### WHAT YOU HAVE TO DO
Give only the number of lines in the data that include the string "إنشاء".

Data entries
════════

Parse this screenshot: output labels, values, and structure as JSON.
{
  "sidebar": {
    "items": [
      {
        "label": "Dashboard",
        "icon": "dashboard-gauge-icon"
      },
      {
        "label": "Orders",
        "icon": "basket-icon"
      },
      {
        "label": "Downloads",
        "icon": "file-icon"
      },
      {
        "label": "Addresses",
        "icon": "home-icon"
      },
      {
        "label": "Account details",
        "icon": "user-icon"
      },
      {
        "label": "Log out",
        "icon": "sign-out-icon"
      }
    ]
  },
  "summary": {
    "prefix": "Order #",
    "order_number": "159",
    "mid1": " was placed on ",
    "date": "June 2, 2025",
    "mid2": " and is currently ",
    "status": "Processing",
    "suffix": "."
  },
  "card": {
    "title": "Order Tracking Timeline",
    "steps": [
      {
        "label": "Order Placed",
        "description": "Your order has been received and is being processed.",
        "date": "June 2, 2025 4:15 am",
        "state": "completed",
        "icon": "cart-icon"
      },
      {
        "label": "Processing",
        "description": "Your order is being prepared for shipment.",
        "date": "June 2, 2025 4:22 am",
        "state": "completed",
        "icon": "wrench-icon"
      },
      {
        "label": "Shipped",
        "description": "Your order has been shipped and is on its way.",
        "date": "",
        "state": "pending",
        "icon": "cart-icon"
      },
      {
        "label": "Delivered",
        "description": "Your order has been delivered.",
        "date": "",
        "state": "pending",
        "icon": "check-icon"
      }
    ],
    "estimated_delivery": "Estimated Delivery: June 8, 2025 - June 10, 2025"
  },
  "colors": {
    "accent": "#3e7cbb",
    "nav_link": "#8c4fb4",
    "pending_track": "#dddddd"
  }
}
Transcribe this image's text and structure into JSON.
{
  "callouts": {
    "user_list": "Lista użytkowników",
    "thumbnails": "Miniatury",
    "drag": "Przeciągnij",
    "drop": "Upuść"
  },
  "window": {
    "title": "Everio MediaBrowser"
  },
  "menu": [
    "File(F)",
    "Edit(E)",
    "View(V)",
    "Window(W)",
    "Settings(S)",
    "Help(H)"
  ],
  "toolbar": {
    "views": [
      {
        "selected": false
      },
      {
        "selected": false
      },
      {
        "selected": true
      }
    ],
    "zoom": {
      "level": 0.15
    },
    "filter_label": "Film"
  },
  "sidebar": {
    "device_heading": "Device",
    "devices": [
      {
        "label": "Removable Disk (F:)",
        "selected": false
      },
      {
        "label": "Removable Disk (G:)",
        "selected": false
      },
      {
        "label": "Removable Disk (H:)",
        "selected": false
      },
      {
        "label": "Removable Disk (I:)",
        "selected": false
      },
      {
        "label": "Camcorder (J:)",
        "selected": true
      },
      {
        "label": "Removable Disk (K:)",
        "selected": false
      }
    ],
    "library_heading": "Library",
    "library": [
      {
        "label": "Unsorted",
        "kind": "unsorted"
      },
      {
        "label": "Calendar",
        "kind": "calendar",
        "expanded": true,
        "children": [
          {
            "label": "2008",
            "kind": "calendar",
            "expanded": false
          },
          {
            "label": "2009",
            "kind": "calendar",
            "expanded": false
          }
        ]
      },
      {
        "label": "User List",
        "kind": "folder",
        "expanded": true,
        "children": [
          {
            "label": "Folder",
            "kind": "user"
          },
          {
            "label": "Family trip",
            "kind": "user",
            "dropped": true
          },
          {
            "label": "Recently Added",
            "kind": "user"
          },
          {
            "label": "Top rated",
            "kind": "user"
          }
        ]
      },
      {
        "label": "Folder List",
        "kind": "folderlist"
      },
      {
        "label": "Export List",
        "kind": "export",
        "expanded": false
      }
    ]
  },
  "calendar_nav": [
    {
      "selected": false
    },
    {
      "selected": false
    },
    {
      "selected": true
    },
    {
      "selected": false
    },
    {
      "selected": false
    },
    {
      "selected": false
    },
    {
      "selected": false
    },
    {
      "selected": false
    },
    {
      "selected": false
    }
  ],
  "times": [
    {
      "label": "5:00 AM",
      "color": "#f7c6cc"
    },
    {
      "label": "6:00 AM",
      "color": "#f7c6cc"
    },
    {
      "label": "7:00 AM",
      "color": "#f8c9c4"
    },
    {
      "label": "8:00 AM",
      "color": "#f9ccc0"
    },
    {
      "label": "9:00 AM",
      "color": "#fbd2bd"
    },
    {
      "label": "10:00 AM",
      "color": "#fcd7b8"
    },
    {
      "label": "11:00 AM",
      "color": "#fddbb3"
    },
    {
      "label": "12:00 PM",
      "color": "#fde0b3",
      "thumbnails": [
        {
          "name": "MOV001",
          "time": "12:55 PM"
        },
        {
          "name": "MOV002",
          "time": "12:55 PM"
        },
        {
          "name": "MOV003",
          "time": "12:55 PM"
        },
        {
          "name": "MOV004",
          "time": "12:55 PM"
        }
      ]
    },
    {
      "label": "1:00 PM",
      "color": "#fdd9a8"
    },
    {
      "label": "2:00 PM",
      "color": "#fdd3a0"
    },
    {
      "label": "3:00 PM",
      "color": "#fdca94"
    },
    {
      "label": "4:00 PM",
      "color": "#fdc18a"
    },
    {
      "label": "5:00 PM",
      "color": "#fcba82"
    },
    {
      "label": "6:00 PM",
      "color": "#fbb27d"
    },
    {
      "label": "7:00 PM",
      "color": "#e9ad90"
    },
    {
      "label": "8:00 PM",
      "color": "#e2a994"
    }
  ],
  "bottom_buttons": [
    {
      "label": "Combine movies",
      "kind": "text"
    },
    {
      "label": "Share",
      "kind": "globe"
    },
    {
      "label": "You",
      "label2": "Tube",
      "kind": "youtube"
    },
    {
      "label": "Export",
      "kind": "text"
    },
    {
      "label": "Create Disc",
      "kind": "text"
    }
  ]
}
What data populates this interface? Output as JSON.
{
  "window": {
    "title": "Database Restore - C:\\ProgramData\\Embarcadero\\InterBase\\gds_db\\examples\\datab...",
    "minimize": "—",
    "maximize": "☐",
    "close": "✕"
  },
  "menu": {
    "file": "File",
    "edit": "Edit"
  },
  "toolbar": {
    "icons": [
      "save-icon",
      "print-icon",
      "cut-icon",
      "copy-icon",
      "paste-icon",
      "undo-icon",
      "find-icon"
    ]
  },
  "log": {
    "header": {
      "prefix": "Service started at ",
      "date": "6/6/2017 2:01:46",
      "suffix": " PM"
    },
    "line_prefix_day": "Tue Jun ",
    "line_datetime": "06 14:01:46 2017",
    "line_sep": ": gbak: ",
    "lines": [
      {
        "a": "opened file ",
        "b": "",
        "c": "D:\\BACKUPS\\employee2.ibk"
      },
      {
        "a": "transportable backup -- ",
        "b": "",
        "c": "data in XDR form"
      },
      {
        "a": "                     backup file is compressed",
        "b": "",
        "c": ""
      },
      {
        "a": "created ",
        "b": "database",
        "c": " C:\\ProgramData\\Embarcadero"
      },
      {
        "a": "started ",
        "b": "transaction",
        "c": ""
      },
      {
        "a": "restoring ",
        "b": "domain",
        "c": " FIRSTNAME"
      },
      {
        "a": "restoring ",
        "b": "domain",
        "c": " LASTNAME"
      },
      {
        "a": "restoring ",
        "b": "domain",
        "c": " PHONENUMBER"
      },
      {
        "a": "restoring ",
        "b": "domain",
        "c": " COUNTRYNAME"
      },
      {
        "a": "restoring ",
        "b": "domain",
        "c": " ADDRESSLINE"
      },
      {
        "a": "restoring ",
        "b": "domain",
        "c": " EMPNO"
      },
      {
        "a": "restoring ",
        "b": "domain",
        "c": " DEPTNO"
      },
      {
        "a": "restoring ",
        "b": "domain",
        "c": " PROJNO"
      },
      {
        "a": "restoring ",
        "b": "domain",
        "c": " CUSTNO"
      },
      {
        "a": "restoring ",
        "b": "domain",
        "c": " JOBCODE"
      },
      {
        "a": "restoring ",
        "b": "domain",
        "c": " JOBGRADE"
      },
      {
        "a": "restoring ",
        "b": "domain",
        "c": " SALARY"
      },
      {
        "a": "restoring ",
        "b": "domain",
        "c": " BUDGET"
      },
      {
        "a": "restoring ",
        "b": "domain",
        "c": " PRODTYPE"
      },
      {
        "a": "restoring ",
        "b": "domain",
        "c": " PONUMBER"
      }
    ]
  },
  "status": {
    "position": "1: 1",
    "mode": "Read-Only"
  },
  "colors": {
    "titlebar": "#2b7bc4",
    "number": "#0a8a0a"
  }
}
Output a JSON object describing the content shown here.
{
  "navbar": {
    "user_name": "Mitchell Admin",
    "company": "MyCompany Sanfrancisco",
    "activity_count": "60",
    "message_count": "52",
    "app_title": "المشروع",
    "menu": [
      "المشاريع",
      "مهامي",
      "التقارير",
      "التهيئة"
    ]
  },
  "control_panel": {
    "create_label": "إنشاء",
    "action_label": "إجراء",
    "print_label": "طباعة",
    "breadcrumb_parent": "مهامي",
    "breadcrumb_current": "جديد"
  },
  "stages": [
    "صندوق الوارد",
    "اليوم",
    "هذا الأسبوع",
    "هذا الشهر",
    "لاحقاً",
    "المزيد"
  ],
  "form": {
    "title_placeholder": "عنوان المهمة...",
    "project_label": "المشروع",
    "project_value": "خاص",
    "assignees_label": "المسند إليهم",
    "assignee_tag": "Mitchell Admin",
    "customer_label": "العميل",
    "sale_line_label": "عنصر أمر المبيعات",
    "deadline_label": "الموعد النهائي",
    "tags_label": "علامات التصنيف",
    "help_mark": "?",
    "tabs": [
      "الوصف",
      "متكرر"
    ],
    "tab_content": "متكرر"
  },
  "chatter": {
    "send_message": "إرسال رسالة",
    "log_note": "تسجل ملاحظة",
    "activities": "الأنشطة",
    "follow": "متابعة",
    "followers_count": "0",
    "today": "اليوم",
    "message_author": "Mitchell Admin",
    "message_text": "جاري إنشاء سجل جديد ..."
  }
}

════════

### COMPLETE OUTPUT
2